Listing
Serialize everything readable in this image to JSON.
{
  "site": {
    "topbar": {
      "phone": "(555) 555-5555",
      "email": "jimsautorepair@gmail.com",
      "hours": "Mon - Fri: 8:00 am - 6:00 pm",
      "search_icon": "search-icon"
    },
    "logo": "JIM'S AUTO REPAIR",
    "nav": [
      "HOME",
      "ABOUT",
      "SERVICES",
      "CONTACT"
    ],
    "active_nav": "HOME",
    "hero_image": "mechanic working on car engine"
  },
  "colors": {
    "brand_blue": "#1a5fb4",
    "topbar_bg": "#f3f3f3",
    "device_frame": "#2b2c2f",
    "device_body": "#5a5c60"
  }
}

Instructions to follow
Copy each entry exactly, with nothing added or dropped.

Output for this exercise
Serialize everything readable in this image to JSON.
{
  "site": {
    "topbar": {
      "phone": "(555) 555-5555",
      "email": "jimsautorepair@gmail.com",
      "hours": "Mon - Fri: 8:00 am - 6:00 pm",
      "search_icon": "search-icon"
    },
    "logo": "JIM'S AUTO REPAIR",
    "nav": [
      "HOME",
      "ABOUT",
      "SERVICES",
      "CONTACT"
    ],
    "active_nav": "HOME",
    "hero_image": "mechanic working on car engine"
  },
  "colors": {
    "brand_blue": "#1a5fb4",
    "topbar_bg": "#f3f3f3",
    "device_frame": "#2b2c2f",
    "device_body": "#5a5c60"
  }
}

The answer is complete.